▸ **CONSIGNE A**
Énumérez les objets réalistes que le texte extrait donne comme exemples de codes formels dans la scénographie.

C. H. Un des axes de votre projet est la survivance du souvenir, la force de l’oubli, particulièrement perceptible dans la scénographie que vous avez conçue avec Pierre Nouvel.
C. D. Nous avons voulu personnifier la maison de famille, la rendre à la fois vivante et irréelle pour mettre en jeu ce qui s’efface. Là encore, des codes formels – des éléments réalistes aussi significatifs qu’une table, un piano, un fauteuil… – s’articulent avec un cadre onirique fait d’effets de transparence. C’est une maison suspendue, habitée de souvenirs qui disparaissent et que les femmes tentent de rattraper. je souhaitais répondre, à travers la scénographie et le son, aux interstices dans le texte, ces points de suspension qui ne sont pas des scènes à proprement parler et ne fonctionnent pas non plus comme des ellipses. La fluidité de l’ensemble crée une linéarité spatiale et temporelle, sans fausser toutes ces ambivalences à traduire entre l’usuel et l’irréel, l’ancrage dans le présent et l’atemporel, la vie et la mort. L’espace de la parole est au-devant ; en arrière-plan, les tulles et la lumière dévoilent ou dissimulent des zones de jeu où les femmes se retirent vaquer à des occupations du quotidien.

▸ **CONSIGNE B**
Recopiez à l'identique les lignes de la liste ci-dessous, du début de la liste jusqu'à la ligne contenant « candle-body xyxy=(456,366,459,381) », celle-ci comprise.

▸ **LISTE DES DONNÉES**
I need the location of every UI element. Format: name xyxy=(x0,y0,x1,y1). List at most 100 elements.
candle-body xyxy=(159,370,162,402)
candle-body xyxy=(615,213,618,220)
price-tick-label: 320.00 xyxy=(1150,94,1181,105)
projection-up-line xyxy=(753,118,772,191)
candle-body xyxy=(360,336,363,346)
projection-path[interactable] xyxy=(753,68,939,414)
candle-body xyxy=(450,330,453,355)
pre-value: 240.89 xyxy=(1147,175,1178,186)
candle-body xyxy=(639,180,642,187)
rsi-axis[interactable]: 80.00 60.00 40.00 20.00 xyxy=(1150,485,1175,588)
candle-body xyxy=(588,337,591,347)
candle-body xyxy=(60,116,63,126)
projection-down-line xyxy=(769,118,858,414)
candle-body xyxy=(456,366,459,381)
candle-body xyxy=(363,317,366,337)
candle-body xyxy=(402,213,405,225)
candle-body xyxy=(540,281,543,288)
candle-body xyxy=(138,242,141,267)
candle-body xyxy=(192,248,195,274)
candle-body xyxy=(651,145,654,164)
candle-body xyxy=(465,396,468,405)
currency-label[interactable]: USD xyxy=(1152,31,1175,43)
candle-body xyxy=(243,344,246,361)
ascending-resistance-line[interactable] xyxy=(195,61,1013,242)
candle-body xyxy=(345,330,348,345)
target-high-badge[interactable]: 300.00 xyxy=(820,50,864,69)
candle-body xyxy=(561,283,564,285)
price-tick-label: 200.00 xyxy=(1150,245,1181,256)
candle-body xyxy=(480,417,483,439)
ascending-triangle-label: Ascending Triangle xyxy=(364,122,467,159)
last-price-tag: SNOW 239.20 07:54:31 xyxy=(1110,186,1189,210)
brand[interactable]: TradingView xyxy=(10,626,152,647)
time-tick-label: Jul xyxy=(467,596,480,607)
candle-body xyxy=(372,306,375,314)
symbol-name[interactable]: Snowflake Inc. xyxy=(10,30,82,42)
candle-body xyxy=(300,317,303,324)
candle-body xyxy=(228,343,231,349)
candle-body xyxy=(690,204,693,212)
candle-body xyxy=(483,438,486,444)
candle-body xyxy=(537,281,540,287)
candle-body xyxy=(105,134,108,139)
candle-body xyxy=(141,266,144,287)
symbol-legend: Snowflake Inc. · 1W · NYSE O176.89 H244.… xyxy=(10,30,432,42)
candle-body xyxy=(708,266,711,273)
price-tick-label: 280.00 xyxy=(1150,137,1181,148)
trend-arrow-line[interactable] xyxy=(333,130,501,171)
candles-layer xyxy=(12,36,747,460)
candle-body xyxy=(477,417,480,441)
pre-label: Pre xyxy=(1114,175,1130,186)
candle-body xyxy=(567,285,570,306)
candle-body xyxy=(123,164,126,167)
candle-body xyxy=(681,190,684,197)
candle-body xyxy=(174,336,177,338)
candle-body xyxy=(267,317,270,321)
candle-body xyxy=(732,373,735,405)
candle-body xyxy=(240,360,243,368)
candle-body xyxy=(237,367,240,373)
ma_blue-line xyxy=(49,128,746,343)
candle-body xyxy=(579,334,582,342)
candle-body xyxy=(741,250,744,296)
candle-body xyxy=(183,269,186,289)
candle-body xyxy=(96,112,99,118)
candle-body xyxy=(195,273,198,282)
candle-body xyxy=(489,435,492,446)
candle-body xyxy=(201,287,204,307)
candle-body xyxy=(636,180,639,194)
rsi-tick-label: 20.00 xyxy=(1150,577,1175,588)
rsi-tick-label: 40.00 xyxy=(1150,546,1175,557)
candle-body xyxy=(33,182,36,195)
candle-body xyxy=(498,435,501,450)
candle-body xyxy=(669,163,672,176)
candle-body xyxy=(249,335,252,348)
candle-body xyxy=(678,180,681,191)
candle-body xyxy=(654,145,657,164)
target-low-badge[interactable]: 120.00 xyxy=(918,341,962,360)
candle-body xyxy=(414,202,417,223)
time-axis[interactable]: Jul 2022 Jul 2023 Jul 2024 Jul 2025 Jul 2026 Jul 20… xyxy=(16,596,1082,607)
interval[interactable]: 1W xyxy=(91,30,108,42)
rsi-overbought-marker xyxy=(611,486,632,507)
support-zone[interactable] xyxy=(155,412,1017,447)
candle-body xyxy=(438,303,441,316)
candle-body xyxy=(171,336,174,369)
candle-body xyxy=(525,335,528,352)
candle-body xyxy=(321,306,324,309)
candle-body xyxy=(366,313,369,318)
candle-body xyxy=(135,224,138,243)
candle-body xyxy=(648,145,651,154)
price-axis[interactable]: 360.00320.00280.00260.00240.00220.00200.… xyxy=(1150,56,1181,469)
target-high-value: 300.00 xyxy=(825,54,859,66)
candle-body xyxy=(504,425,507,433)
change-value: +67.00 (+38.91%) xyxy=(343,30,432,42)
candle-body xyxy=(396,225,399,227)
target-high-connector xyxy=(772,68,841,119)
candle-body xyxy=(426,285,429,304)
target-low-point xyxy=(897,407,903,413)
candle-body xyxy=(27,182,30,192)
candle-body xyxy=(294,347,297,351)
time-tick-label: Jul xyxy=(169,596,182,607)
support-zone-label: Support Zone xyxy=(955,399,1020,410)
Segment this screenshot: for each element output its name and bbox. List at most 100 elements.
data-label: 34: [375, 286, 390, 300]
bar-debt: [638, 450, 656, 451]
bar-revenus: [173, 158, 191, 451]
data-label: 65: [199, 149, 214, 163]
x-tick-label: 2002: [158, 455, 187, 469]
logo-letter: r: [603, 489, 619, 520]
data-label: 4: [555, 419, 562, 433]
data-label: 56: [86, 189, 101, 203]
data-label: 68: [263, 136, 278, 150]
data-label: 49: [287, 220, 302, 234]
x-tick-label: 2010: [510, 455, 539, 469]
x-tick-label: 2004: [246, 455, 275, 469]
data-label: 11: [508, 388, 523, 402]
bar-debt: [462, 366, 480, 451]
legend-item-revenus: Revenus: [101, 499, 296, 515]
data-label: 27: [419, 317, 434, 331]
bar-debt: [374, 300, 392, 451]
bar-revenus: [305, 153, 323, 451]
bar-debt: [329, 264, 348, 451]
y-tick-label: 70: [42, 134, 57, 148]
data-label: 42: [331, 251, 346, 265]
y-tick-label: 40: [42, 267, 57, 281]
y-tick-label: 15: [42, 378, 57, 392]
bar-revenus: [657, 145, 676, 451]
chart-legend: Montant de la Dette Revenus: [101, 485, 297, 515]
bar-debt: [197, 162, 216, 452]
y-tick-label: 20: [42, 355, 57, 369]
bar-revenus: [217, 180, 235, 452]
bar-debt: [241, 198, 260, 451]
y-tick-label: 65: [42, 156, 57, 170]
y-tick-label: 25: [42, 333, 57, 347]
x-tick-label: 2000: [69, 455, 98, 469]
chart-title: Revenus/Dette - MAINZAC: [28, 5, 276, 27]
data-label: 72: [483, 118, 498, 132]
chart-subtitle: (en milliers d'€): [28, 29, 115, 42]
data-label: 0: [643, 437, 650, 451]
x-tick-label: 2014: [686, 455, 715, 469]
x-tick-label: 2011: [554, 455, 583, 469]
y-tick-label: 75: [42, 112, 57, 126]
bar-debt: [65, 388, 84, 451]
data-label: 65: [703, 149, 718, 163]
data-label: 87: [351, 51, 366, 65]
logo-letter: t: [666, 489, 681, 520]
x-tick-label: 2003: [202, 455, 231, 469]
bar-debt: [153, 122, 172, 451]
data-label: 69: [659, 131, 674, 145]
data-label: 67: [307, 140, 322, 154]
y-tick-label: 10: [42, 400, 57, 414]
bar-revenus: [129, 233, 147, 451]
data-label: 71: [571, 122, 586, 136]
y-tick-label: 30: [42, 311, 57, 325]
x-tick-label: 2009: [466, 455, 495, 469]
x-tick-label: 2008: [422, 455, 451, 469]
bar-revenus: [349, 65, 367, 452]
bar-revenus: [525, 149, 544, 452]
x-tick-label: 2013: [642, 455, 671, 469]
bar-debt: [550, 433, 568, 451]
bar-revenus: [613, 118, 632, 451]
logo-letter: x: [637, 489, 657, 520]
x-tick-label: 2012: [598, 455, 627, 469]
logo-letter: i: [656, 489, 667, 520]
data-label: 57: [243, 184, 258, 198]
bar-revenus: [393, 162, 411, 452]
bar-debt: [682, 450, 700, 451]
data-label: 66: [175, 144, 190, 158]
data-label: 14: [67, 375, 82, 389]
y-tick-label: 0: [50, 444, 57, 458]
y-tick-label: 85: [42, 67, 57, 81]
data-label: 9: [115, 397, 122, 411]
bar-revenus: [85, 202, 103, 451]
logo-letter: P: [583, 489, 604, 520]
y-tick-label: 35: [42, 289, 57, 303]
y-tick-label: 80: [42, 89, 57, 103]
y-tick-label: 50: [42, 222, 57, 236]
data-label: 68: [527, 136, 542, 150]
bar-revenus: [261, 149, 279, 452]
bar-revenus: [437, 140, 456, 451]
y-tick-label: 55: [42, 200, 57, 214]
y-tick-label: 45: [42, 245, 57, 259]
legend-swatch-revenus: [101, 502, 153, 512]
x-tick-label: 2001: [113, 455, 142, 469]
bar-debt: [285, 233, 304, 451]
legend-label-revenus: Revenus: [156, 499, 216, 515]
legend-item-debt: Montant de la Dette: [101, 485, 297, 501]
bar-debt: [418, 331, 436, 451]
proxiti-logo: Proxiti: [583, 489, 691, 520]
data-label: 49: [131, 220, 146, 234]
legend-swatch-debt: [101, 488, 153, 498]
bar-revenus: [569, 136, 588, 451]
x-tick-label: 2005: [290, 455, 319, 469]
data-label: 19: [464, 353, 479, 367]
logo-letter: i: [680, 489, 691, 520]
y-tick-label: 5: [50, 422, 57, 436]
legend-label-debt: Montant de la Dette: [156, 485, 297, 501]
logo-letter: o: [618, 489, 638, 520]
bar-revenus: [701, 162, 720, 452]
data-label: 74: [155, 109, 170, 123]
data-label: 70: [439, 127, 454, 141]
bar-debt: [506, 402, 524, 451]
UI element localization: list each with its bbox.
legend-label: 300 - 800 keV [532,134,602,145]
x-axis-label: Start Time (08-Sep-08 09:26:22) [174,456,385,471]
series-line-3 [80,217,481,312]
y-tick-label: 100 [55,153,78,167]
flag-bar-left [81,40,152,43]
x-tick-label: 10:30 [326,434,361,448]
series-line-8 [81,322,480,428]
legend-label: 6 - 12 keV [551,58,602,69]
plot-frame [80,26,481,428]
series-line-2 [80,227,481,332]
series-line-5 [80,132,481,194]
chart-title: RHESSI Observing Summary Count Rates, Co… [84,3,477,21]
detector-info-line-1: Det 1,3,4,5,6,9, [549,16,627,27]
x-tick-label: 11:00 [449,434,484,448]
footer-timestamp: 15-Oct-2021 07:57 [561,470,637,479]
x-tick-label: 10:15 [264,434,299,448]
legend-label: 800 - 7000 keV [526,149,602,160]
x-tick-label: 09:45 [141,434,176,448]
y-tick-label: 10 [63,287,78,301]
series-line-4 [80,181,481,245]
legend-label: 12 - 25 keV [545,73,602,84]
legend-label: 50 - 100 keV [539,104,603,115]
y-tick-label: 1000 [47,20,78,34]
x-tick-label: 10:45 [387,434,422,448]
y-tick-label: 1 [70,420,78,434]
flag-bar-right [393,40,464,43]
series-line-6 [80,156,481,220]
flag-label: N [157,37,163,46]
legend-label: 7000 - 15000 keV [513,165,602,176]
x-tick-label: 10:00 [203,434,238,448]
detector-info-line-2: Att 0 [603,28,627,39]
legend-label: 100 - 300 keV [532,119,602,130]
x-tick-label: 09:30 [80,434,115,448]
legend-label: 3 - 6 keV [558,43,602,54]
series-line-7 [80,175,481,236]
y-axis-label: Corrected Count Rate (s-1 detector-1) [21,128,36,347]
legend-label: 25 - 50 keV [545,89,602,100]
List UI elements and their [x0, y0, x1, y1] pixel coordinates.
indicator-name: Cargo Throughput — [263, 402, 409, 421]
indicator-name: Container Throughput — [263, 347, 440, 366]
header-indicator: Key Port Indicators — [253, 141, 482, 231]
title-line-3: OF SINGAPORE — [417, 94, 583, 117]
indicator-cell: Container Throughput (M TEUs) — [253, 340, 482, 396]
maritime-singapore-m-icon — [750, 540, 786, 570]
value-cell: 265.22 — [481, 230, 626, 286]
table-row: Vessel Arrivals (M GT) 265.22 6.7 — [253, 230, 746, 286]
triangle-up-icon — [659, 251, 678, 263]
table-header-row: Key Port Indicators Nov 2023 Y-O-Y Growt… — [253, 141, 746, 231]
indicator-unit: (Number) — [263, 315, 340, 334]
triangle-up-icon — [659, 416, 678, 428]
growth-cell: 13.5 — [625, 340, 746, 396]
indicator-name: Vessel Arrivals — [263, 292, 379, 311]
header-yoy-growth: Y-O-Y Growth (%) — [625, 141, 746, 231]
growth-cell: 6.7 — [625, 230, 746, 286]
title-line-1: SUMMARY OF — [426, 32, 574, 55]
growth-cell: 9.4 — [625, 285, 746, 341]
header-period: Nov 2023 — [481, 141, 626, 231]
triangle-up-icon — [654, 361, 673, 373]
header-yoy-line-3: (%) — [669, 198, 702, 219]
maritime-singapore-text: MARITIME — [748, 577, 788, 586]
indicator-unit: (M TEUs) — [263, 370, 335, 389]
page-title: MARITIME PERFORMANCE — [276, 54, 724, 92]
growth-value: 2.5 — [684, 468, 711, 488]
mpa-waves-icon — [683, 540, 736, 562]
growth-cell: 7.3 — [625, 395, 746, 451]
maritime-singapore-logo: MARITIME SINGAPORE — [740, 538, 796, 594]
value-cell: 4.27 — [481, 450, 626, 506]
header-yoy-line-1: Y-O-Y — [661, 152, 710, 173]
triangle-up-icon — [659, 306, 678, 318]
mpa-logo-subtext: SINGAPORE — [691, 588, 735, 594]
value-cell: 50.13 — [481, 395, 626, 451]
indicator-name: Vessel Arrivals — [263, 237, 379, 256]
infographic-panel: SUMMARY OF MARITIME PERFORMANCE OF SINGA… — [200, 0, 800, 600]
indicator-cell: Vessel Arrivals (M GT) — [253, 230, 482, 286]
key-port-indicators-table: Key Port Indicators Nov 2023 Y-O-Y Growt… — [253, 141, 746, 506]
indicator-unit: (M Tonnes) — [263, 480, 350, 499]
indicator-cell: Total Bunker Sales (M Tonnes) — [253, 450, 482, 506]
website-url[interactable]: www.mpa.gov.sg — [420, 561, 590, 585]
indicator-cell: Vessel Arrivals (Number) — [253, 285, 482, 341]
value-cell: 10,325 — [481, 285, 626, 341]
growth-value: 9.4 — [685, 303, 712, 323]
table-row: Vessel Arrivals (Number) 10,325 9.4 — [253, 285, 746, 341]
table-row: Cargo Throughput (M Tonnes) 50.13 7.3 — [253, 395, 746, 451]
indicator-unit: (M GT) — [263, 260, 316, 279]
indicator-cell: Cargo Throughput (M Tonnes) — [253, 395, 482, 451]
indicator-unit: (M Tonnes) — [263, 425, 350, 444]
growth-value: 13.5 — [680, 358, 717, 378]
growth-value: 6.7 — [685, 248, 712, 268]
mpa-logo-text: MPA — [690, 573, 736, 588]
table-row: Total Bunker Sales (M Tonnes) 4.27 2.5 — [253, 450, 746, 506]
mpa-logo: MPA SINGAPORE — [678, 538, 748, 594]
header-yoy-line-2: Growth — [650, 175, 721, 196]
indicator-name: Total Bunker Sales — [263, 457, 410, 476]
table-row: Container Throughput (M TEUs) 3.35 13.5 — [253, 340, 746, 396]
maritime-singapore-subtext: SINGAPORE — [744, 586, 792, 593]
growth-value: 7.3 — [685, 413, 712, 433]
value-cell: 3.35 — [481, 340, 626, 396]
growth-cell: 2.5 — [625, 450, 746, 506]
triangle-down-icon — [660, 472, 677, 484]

▸ **RÉPONSE FINALE A**
une table, un piano, un fauteuil

▸ **RÉPONSE FINALE B**
I need the location of every UI element. Format: name xyxy=(x0,y0,x1,y1). List at most 100 elements.
candle-body xyxy=(159,370,162,402)
candle-body xyxy=(615,213,618,220)
price-tick-label: 320.00 xyxy=(1150,94,1181,105)
projection-up-line xyxy=(753,118,772,191)
candle-body xyxy=(360,336,363,346)
projection-path[interactable] xyxy=(753,68,939,414)
candle-body xyxy=(450,330,453,355)
pre-value: 240.89 xyxy=(1147,175,1178,186)
candle-body xyxy=(639,180,642,187)
rsi-axis[interactable]: 80.00 60.00 40.00 20.00 xyxy=(1150,485,1175,588)
candle-body xyxy=(588,337,591,347)
candle-body xyxy=(60,116,63,126)
projection-down-line xyxy=(769,118,858,414)
candle-body xyxy=(456,366,459,381)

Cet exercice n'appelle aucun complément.